Identify each line containing the word "this" and copy it.

-- START OF Recorded data --

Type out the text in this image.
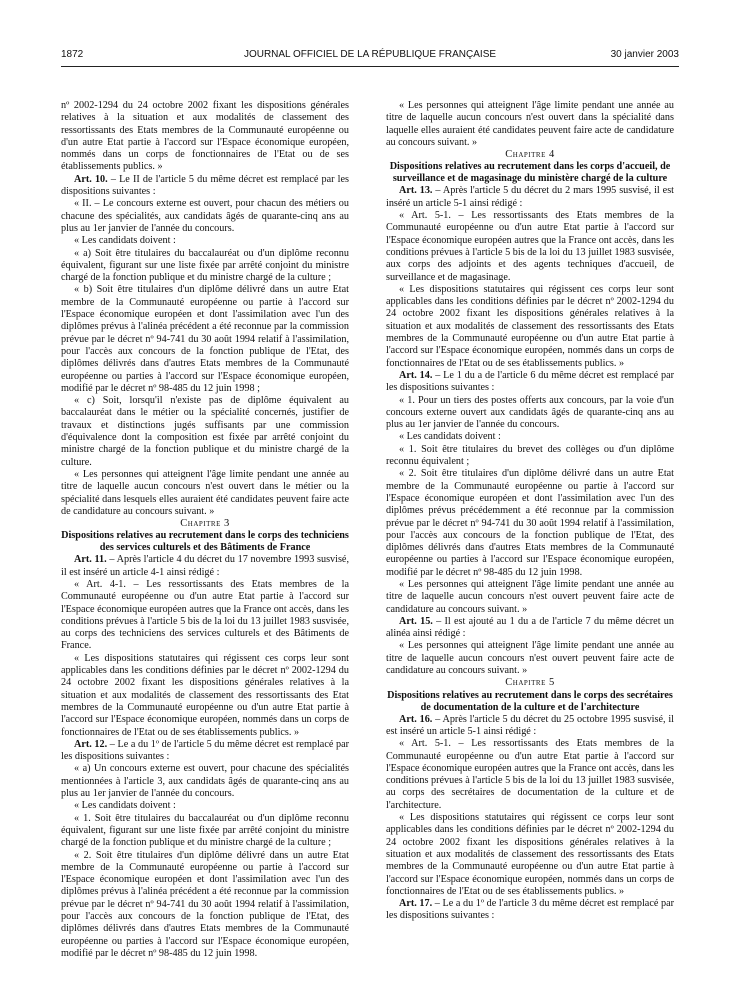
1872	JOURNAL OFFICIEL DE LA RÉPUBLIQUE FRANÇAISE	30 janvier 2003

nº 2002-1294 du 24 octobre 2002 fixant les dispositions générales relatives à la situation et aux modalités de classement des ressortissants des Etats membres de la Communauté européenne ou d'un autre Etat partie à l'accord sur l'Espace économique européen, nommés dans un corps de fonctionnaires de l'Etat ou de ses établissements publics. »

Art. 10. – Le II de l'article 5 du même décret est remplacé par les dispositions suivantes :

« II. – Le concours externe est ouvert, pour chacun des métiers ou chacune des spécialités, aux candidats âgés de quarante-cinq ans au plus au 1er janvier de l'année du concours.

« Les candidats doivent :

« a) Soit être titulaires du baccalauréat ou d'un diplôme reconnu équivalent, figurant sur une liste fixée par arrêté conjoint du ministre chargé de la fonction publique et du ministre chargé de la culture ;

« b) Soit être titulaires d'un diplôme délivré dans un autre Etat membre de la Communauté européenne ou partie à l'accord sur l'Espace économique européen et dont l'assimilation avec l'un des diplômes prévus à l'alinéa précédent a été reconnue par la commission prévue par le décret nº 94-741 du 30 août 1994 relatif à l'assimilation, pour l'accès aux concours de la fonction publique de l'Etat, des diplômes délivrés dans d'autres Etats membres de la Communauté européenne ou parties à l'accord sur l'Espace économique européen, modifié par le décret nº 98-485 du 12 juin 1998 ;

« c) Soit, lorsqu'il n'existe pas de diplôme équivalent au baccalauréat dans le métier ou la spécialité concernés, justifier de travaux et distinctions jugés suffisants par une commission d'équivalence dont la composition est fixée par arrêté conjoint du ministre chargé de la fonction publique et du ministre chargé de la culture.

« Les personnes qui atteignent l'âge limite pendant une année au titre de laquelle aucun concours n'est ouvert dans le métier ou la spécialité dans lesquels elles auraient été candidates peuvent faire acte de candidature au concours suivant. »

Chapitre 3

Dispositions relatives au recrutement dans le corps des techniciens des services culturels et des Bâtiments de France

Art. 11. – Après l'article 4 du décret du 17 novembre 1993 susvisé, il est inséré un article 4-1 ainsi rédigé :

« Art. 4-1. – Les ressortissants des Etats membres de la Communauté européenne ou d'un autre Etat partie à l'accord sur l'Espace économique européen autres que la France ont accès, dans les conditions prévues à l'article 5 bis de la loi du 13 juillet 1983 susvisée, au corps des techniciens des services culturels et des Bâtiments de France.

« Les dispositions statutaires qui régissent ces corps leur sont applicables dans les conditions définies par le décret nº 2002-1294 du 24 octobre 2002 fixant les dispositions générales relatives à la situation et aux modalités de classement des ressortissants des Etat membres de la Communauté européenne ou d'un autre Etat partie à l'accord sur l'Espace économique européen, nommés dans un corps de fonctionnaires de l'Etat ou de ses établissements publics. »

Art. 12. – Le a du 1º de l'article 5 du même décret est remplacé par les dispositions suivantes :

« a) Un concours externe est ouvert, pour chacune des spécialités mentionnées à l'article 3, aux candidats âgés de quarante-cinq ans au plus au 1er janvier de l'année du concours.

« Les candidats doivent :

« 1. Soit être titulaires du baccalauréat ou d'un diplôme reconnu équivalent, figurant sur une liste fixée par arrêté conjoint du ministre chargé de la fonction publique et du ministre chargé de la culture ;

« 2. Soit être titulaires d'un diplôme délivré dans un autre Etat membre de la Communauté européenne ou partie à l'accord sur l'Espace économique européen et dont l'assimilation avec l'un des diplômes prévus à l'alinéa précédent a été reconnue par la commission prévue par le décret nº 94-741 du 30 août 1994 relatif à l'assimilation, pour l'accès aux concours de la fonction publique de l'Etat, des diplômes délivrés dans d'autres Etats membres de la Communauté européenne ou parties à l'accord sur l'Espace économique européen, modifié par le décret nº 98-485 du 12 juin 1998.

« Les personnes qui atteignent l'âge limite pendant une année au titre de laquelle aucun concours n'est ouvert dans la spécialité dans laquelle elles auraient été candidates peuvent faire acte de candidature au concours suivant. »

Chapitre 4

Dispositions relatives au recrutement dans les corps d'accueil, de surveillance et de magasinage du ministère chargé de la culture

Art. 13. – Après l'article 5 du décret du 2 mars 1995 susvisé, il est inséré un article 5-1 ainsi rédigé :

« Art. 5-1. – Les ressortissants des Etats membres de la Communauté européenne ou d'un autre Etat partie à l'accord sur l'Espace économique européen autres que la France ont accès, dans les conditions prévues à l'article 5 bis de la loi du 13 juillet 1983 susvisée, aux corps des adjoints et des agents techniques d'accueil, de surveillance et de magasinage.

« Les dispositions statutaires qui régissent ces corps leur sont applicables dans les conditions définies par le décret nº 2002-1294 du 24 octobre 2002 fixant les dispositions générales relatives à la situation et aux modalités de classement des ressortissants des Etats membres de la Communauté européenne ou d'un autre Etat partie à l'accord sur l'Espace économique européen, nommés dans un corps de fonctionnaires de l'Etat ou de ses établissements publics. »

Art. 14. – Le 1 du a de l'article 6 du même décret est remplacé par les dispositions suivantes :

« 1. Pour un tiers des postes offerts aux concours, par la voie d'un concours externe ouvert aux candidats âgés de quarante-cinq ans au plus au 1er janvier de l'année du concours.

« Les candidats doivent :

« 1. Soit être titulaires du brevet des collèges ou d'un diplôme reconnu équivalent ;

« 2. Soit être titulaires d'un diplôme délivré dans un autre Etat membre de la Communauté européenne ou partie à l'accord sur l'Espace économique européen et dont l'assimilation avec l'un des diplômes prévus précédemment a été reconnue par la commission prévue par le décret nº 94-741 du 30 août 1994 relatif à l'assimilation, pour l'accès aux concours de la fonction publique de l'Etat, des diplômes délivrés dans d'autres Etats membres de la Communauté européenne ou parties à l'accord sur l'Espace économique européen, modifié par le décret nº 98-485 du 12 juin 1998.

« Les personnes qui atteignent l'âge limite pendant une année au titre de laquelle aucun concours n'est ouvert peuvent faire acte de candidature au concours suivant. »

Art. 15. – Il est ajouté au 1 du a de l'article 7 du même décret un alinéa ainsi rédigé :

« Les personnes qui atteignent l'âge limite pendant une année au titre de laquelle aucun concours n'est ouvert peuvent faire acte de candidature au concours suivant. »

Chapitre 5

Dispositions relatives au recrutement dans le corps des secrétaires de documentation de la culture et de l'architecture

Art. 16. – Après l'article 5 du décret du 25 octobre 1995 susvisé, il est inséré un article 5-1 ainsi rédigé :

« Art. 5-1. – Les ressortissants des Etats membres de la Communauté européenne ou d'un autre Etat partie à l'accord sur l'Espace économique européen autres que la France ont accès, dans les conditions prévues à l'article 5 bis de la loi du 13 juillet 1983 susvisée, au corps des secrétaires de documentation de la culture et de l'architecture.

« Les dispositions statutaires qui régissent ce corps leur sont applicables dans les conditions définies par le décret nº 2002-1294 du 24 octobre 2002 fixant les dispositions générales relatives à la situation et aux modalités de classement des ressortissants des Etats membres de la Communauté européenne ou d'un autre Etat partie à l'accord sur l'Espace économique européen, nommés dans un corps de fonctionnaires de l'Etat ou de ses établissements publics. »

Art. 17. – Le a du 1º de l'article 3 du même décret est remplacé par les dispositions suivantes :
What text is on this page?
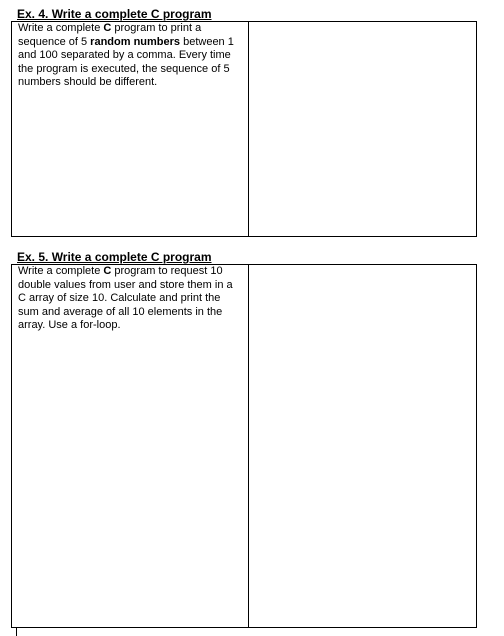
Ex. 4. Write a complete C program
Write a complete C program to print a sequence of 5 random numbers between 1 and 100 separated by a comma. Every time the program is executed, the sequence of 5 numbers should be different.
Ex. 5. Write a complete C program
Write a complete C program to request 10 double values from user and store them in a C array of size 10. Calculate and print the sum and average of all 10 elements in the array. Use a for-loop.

-- END OF Recorded data --

Solution below —
Type out the text in this image.
What text is on this page?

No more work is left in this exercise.